What is expected:
Find each line holding "London" and copy it out.

[Lines of data]
+++

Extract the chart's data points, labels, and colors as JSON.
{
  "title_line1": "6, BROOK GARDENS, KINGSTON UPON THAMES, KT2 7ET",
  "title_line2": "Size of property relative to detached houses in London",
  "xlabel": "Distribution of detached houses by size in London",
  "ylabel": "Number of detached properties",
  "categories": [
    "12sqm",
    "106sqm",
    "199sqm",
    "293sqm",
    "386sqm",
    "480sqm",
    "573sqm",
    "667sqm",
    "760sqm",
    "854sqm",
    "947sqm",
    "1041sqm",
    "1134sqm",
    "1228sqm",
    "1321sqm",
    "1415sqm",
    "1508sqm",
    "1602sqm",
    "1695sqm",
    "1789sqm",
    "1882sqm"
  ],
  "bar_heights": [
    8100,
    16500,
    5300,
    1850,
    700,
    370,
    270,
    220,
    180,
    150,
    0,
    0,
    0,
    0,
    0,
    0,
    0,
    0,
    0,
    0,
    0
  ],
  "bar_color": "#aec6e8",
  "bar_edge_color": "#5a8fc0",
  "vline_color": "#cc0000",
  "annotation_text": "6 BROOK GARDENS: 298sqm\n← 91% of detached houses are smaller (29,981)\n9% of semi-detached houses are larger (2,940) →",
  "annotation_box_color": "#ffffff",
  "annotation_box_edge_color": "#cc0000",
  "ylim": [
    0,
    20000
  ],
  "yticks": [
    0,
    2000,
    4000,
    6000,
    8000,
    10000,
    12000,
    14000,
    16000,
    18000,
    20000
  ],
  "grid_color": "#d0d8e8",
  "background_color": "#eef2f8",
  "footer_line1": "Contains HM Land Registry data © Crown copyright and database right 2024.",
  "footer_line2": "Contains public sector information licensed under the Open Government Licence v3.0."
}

+++

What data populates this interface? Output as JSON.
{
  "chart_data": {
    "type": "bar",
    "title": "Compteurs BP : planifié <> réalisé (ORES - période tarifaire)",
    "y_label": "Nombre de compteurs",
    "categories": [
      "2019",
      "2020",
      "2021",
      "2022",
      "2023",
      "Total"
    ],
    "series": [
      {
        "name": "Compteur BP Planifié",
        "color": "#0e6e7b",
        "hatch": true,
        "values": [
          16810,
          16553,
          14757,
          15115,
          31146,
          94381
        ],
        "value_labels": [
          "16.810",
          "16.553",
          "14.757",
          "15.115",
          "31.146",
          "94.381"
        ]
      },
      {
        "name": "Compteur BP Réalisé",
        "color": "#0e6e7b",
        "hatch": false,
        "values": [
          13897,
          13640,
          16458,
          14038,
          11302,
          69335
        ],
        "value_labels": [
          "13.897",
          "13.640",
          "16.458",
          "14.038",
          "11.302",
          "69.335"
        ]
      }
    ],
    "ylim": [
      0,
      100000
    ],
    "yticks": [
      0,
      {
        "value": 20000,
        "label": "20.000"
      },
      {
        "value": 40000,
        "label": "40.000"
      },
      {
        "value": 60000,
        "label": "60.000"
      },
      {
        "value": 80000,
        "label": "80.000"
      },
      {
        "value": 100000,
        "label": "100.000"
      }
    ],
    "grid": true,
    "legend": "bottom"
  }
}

+++

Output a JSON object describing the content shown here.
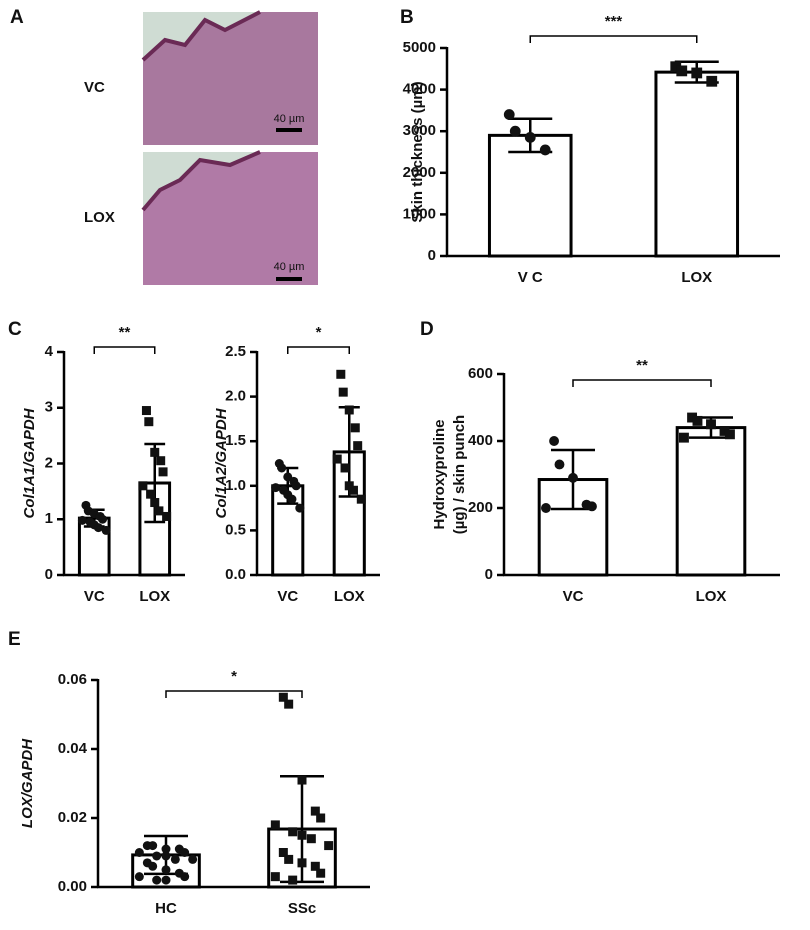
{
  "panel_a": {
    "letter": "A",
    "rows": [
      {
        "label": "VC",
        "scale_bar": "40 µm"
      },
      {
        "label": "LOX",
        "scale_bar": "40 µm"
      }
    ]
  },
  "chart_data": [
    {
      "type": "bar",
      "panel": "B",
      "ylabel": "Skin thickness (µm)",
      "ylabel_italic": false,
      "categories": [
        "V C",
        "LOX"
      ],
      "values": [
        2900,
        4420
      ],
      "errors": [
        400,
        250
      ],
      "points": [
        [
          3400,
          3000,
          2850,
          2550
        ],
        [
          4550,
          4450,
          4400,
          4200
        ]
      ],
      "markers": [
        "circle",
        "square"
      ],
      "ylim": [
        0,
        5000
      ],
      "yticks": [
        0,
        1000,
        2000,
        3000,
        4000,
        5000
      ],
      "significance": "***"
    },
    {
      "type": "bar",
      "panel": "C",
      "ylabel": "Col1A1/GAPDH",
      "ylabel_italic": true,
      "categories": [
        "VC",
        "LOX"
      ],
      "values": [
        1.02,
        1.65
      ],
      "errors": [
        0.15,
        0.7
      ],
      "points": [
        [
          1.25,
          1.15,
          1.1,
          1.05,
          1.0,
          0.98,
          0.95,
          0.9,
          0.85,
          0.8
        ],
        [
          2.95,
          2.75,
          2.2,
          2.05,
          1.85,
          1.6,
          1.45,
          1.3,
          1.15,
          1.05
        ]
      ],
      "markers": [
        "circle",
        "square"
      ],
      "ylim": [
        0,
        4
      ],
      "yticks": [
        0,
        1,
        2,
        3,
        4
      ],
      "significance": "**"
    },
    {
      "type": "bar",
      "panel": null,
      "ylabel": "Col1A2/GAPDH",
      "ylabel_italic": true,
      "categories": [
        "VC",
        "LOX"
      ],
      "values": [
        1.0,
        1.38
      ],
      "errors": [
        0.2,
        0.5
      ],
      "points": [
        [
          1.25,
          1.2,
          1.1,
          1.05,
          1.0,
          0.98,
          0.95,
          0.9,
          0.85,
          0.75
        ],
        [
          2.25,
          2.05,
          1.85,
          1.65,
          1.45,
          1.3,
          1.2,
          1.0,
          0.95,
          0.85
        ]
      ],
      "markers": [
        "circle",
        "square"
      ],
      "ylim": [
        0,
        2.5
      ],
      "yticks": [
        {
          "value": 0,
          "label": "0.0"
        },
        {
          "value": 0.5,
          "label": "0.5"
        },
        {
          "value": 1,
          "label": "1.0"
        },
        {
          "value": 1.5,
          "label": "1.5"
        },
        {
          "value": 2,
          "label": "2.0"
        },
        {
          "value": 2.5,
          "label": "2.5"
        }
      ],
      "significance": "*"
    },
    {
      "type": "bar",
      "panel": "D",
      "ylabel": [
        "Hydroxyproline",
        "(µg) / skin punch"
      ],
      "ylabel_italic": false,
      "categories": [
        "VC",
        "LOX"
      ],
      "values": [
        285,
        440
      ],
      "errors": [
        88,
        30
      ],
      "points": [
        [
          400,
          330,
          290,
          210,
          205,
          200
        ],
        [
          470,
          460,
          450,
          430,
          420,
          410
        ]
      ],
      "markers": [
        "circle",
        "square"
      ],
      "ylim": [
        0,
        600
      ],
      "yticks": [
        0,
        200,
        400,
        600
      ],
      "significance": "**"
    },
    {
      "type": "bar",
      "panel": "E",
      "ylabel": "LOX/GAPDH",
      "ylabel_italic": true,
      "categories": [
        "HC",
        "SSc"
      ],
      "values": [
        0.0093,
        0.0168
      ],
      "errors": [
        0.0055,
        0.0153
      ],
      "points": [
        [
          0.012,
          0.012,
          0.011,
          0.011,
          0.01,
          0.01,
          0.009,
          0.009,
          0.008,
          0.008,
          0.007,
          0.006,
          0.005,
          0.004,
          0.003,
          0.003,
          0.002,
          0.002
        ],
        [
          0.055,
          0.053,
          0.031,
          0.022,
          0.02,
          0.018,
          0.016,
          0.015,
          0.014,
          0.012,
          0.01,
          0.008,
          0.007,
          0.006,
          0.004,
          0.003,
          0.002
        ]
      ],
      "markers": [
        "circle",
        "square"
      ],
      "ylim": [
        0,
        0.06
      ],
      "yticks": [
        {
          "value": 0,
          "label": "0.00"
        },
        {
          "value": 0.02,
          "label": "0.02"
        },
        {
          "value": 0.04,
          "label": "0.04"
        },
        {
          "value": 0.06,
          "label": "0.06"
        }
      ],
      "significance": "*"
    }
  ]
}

+++

Exercise result:
  "title_line2": "Size of property relative to detached houses in London",
  "xlabel": "Distribution of detached houses by size in London",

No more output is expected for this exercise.